* **Given request**
Exactly repeat the material, dropping every picture from the copy.

* **Task data**
━━━
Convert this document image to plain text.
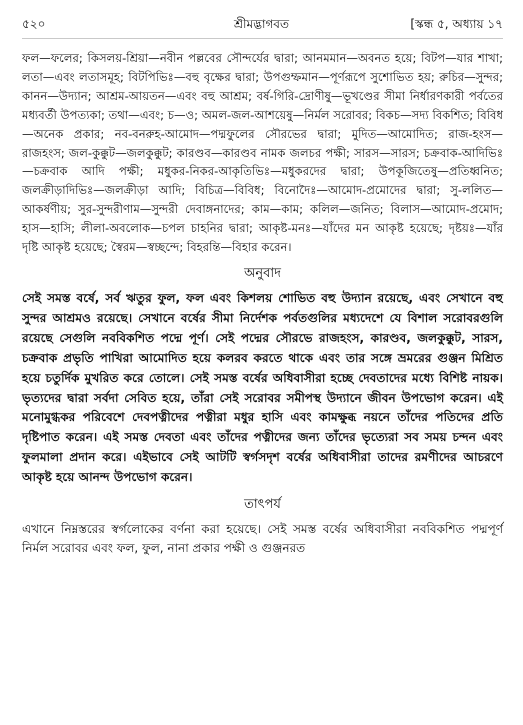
৫২০	শ্রীমদ্ভাগবত	[স্কন্ধ ৫, অধ্যায় ১৭

ফল—ফলের; কিসলয়-শ্রিয়া—নবীন পল্লবের সৌন্দর্যের দ্বারা; আনমমান—অবনত হয়ে; বিটপ—যার শাখা; লতা—এবং লতাসমূহ; বিটপিভিঃ—বহু বৃক্ষের দ্বারা; উপগুম্ফমান—পূর্ণরূপে সুশোভিত হয়; রুচির—সুন্দর; কানন—উদ্যান; আশ্রম-আয়তন—এবং বহু আশ্রম; বর্ষ-গিরি-দ্রোণীষু—ভূখণ্ডের সীমা নির্ধারণকারী পর্বতের মধ্যবর্তী উপত্যকা; তথা—এবং; চ—ও; অমল-জল-আশয়েষু—নির্মল সরোবর; বিকচ—সদ্য বিকশিত; বিবিধ—অনেক প্রকার; নব-বনরুহ-আমোদ—পদ্মফুলের সৌরভের দ্বারা; মুদিত—আমোদিত; রাজ-হংস—রাজহংস; জল-কুক্কুট—জলকুক্কুট; কারণ্ডব—কারণ্ডব নামক জলচর পক্ষী; সারস—সারস; চক্রবাক-আদিভিঃ—চক্রবাক আদি পক্ষী; মধুকর-নিকর-আকৃতিভিঃ—মধুকরদের দ্বারা; উপকূজিতেষু—প্রতিধ্বনিত; জলক্রীড়াদিভিঃ—জলক্রীড়া আদি; বিচিত্র—বিবিধ; বিনোদৈঃ—আমোদ-প্রমোদের দ্বারা; সু-ললিত—আকর্ষণীয়; সুর-সুন্দরীণাম—সুন্দরী দেবাঙ্গনাদের; কাম—কাম; কলিল—জনিত; বিলাস—আমোদ-প্রমোদ; হাস—হাসি; লীলা-অবলোক—চপল চাহনির দ্বারা; আকৃষ্ট-মনঃ—যাঁদের মন আকৃষ্ট হয়েছে; দৃষ্টয়ঃ—যাঁর দৃষ্টি আকৃষ্ট হয়েছে; স্বৈরম—স্বচ্ছন্দে; বিহরন্তি—বিহার করেন।

অনুবাদ

সেই সমস্ত বর্ষে, সর্ব ঋতুর ফুল, ফল এবং কিশলয় শোভিত বহু উদ্যান রয়েছে, এবং সেখানে বহু সুন্দর আশ্রমও রয়েছে। সেখানে বর্ষের সীমা নির্দেশক পর্বতগুলির মধ্যদেশে যে বিশাল সরোবরগুলি রয়েছে সেগুলি নববিকশিত পদ্মে পূর্ণ। সেই পদ্মের সৌরভে রাজহংস, কারণ্ডব, জলকুক্কুট, সারস, চক্রবাক প্রভৃতি পাখিরা আমোদিত হয়ে কলরব করতে থাকে এবং তার সঙ্গে ভ্রমরের গুঞ্জন মিশ্রিত হয়ে চতুর্দিক মুখরিত করে তোলে। সেই সমস্ত বর্ষের অধিবাসীরা হচ্ছে দেবতাদের মধ্যে বিশিষ্ট নায়ক। ভৃত্যদের দ্বারা সর্বদা সেবিত হয়ে, তাঁরা সেই সরোবর সমীপস্থ উদ্যানে জীবন উপভোগ করেন। এই মনোমুগ্ধকর পরিবেশে দেবপত্নীদের পত্নীরা মধুর হাসি এবং কামক্ষুব্ধ নয়নে তাঁদের পতিদের প্রতি দৃষ্টিপাত করেন। এই সমস্ত দেবতা এবং তাঁদের পত্নীদের জন্য তাঁদের ভৃত্যেরা সব সময় চন্দন এবং ফুলমালা প্রদান করে। এইভাবে সেই আটটি স্বর্গসদৃশ বর্ষের অধিবাসীরা তাদের রমণীদের আচরণে আকৃষ্ট হয়ে আনন্দ উপভোগ করেন।

তাৎপর্য

এখানে নিম্নস্তরের স্বর্গলোকের বর্ণনা করা হয়েছে। সেই সমস্ত বর্ষের অধিবাসীরা নববিকশিত পদ্মপূর্ণ নির্মল সরোবর এবং ফল, ফুল, নানা প্রকার পক্ষী ও গুঞ্জনরত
━━━
* **Exercise answer**
Convert this document image to plain text.
৫২০	শ্রীমদ্ভাগবত	[স্কন্ধ ৫, অধ্যায় ১৭

ফল—ফলের; কিসলয়-শ্রিয়া—নবীন পল্লবের সৌন্দর্যের দ্বারা; আনমমান—অবনত হয়ে; বিটপ—যার শাখা; লতা—এবং লতাসমূহ; বিটপিভিঃ—বহু বৃক্ষের দ্বারা; উপগুম্ফমান—পূর্ণরূপে সুশোভিত হয়; রুচির—সুন্দর; কানন—উদ্যান; আশ্রম-আয়তন—এবং বহু আশ্রম; বর্ষ-গিরি-দ্রোণীষু—ভূখণ্ডের সীমা নির্ধারণকারী পর্বতের মধ্যবর্তী উপত্যকা; তথা—এবং; চ—ও; অমল-জল-আশয়েষু—নির্মল সরোবর; বিকচ—সদ্য বিকশিত; বিবিধ—অনেক প্রকার; নব-বনরুহ-আমোদ—পদ্মফুলের সৌরভের দ্বারা; মুদিত—আমোদিত; রাজ-হংস—রাজহংস; জল-কুক্কুট—জলকুক্কুট; কারণ্ডব—কারণ্ডব নামক জলচর পক্ষী; সারস—সারস; চক্রবাক-আদিভিঃ—চক্রবাক আদি পক্ষী; মধুকর-নিকর-আকৃতিভিঃ—মধুকরদের দ্বারা; উপকূজিতেষু—প্রতিধ্বনিত; জলক্রীড়াদিভিঃ—জলক্রীড়া আদি; বিচিত্র—বিবিধ; বিনোদৈঃ—আমোদ-প্রমোদের দ্বারা; সু-ললিত—আকর্ষণীয়; সুর-সুন্দরীণাম—সুন্দরী দেবাঙ্গনাদের; কাম—কাম; কলিল—জনিত; বিলাস—আমোদ-প্রমোদ; হাস—হাসি; লীলা-অবলোক—চপল চাহনির দ্বারা; আকৃষ্ট-মনঃ—যাঁদের মন আকৃষ্ট হয়েছে; দৃষ্টয়ঃ—যাঁর দৃষ্টি আকৃষ্ট হয়েছে; স্বৈরম—স্বচ্ছন্দে; বিহরন্তি—বিহার করেন।

অনুবাদ

সেই সমস্ত বর্ষে, সর্ব ঋতুর ফুল, ফল এবং কিশলয় শোভিত বহু উদ্যান রয়েছে, এবং সেখানে বহু সুন্দর আশ্রমও রয়েছে। সেখানে বর্ষের সীমা নির্দেশক পর্বতগুলির মধ্যদেশে যে বিশাল সরোবরগুলি রয়েছে সেগুলি নববিকশিত পদ্মে পূর্ণ। সেই পদ্মের সৌরভে রাজহংস, কারণ্ডব, জলকুক্কুট, সারস, চক্রবাক প্রভৃতি পাখিরা আমোদিত হয়ে কলরব করতে থাকে এবং তার সঙ্গে ভ্রমরের গুঞ্জন মিশ্রিত হয়ে চতুর্দিক মুখরিত করে তোলে। সেই সমস্ত বর্ষের অধিবাসীরা হচ্ছে দেবতাদের মধ্যে বিশিষ্ট নায়ক। ভৃত্যদের দ্বারা সর্বদা সেবিত হয়ে, তাঁরা সেই সরোবর সমীপস্থ উদ্যানে জীবন উপভোগ করেন। এই মনোমুগ্ধকর পরিবেশে দেবপত্নীদের পত্নীরা মধুর হাসি এবং কামক্ষুব্ধ নয়নে তাঁদের পতিদের প্রতি দৃষ্টিপাত করেন। এই সমস্ত দেবতা এবং তাঁদের পত্নীদের জন্য তাঁদের ভৃত্যেরা সব সময় চন্দন এবং ফুলমালা প্রদান করে। এইভাবে সেই আটটি স্বর্গসদৃশ বর্ষের অধিবাসীরা তাদের রমণীদের আচরণে আকৃষ্ট হয়ে আনন্দ উপভোগ করেন।

তাৎপর্য

এখানে নিম্নস্তরের স্বর্গলোকের বর্ণনা করা হয়েছে। সেই সমস্ত বর্ষের অধিবাসীরা নববিকশিত পদ্মপূর্ণ নির্মল সরোবর এবং ফল, ফুল, নানা প্রকার পক্ষী ও গুঞ্জনরত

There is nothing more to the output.